#### WORK TO COMPLETE:
All of the data should be output character for character, except the pictures.

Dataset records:

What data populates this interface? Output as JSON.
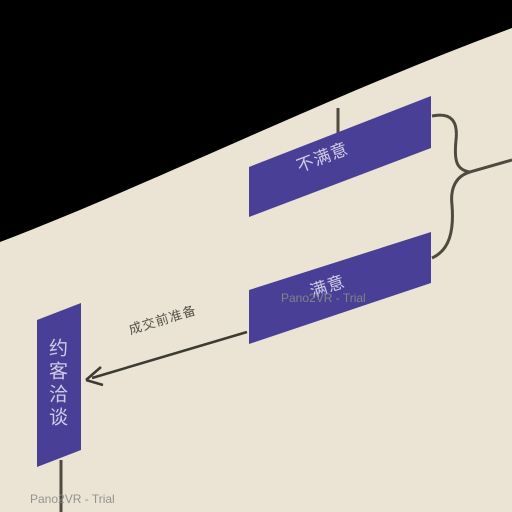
{
  "nodes": {
    "dissatisfied": "不满意",
    "satisfied": "满意",
    "appointment": "约客洽谈"
  },
  "edges": {
    "pre_deal": "成交前准备"
  },
  "watermark": "Pano2VR - Trial",
  "colors": {
    "background": "#000000",
    "paper": "#ebe4d5",
    "node_fill": "#4a3f96",
    "connector": "#4f4a40"
  }
}
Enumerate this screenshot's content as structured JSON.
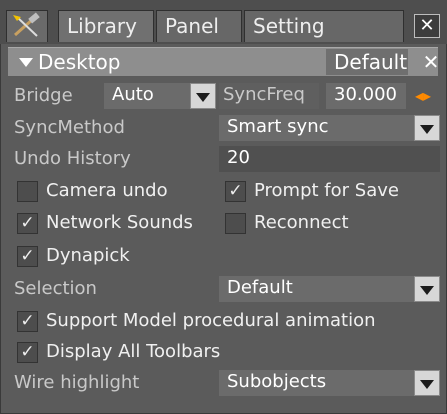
{
  "tabs": [
    {
      "label": "Library"
    },
    {
      "label": "Panel"
    },
    {
      "label": "Setting"
    }
  ],
  "section": {
    "title": "Desktop",
    "preset": "Default",
    "close_glyph": "✕"
  },
  "close_glyph": "✕",
  "fields": {
    "bridge_label": "Bridge",
    "bridge_value": "Auto",
    "syncfreq_label": "SyncFreq",
    "syncfreq_value": "30.000",
    "syncmethod_label": "SyncMethod",
    "syncmethod_value": "Smart sync",
    "undo_label": "Undo History",
    "undo_value": "20",
    "selection_label": "Selection",
    "selection_value": "Default",
    "wire_label": "Wire highlight",
    "wire_value": "Subobjects"
  },
  "checkboxes": {
    "camera_undo": {
      "label": "Camera undo",
      "checked": false
    },
    "prompt_save": {
      "label": "Prompt for Save",
      "checked": true
    },
    "network_sounds": {
      "label": "Network Sounds",
      "checked": true
    },
    "reconnect": {
      "label": "Reconnect",
      "checked": false
    },
    "dynapick": {
      "label": "Dynapick",
      "checked": true
    },
    "support_model": {
      "label": "Support Model procedural animation",
      "checked": true
    },
    "display_toolbars": {
      "label": "Display All Toolbars",
      "checked": true
    }
  },
  "check_glyph": "✓",
  "colors": {
    "spinner_accent": "#ff8a00",
    "header_bg": "#8e8e8e"
  }
}
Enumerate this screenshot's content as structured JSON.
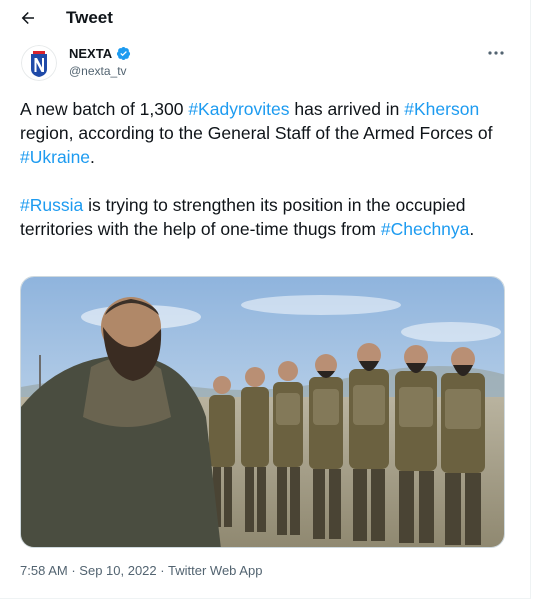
{
  "header": {
    "title": "Tweet",
    "back_icon": "arrow-left-icon"
  },
  "author": {
    "name": "NEXTA",
    "handle": "@nexta_tv",
    "verified": true,
    "avatar_letter": "N",
    "brand_colors": {
      "blue": "#1f4aa8",
      "red": "#d9232e"
    }
  },
  "tweet": {
    "paragraphs": [
      [
        {
          "text": "A new batch of 1,300 ",
          "tag": false
        },
        {
          "text": "#Kadyrovites",
          "tag": true
        },
        {
          "text": " has arrived in ",
          "tag": false
        },
        {
          "text": "#Kherson",
          "tag": true
        },
        {
          "text": " region, according to the General Staff of the Armed Forces of ",
          "tag": false
        },
        {
          "text": "#Ukraine",
          "tag": true
        },
        {
          "text": ".",
          "tag": false
        }
      ],
      [
        {
          "text": "#Russia",
          "tag": true
        },
        {
          "text": " is trying to strengthen its position in the occupied territories with the help of one-time thugs from ",
          "tag": false
        },
        {
          "text": "#Chechnya",
          "tag": true
        },
        {
          "text": ".",
          "tag": false
        }
      ]
    ]
  },
  "meta": {
    "time": "7:58 AM",
    "separator": "·",
    "date": "Sep 10, 2022",
    "source": "Twitter Web App"
  },
  "colors": {
    "link": "#1d9bf0",
    "text": "#0f1419",
    "secondary": "#536471",
    "verified": "#1d9bf0"
  }
}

#### ANSWER TO THE PROBLEM:
What data populates this interface? Output as JSON.
{
  "nodes": {
    "dissatisfied": "不满意",
    "satisfied": "满意",
    "appointment": "约客洽谈"
  },
  "edges": {
    "pre_deal": "成交前准备"
  },
  "watermark": "Pano2VR - Trial",
  "colors": {
    "background": "#000000",
    "paper": "#ebe4d5",
    "node_fill": "#4a3f96",
    "connector": "#4f4a40"
  }
}
Enumerate this screenshot's content as structured JSON.
{
  "tabs": [
    {
      "label": "Library"
    },
    {
      "label": "Panel"
    },
    {
      "label": "Setting"
    }
  ],
  "section": {
    "title": "Desktop",
    "preset": "Default",
    "close_glyph": "✕"
  },
  "close_glyph": "✕",
  "fields": {
    "bridge_label": "Bridge",
    "bridge_value": "Auto",
    "syncfreq_label": "SyncFreq",
    "syncfreq_value": "30.000",
    "syncmethod_label": "SyncMethod",
    "syncmethod_value": "Smart sync",
    "undo_label": "Undo History",
    "undo_value": "20",
    "selection_label": "Selection",
    "selection_value": "Default",
    "wire_label": "Wire highlight",
    "wire_value": "Subobjects"
  },
  "checkboxes": {
    "camera_undo": {
      "label": "Camera undo",
      "checked": false
    },
    "prompt_save": {
      "label": "Prompt for Save",
      "checked": true
    },
    "network_sounds": {
      "label": "Network Sounds",
      "checked": true
    },
    "reconnect": {
      "label": "Reconnect",
      "checked": false
    },
    "dynapick": {
      "label": "Dynapick",
      "checked": true
    },
    "support_model": {
      "label": "Support Model procedural animation",
      "checked": true
    },
    "display_toolbars": {
      "label": "Display All Toolbars",
      "checked": true
    }
  },
  "check_glyph": "✓",
  "colors": {
    "spinner_accent": "#ff8a00",
    "header_bg": "#8e8e8e"
  }
}
Enumerate this screenshot's content as structured JSON.
{
  "header": {
    "title": "Tweet",
    "back_icon": "arrow-left-icon"
  },
  "author": {
    "name": "NEXTA",
    "handle": "@nexta_tv",
    "verified": true,
    "avatar_letter": "N",
    "brand_colors": {
      "blue": "#1f4aa8",
      "red": "#d9232e"
    }
  },
  "tweet": {
    "paragraphs": [
      [
        {
          "text": "A new batch of 1,300 ",
          "tag": false
        },
        {
          "text": "#Kadyrovites",
          "tag": true
        },
        {
          "text": " has arrived in ",
          "tag": false
        },
        {
          "text": "#Kherson",
          "tag": true
        },
        {
          "text": " region, according to the General Staff of the Armed Forces of ",
          "tag": false
        },
        {
          "text": "#Ukraine",
          "tag": true
        },
        {
          "text": ".",
          "tag": false
        }
      ],
      [
        {
          "text": "#Russia",
          "tag": true
        },
        {
          "text": " is trying to strengthen its position in the occupied territories with the help of one-time thugs from ",
          "tag": false
        },
        {
          "text": "#Chechnya",
          "tag": true
        },
        {
          "text": ".",
          "tag": false
        }
      ]
    ]
  },
  "meta": {
    "time": "7:58 AM",
    "separator": "·",
    "date": "Sep 10, 2022",
    "source": "Twitter Web App"
  },
  "colors": {
    "link": "#1d9bf0",
    "text": "#0f1419",
    "secondary": "#536471",
    "verified": "#1d9bf0"
  }
}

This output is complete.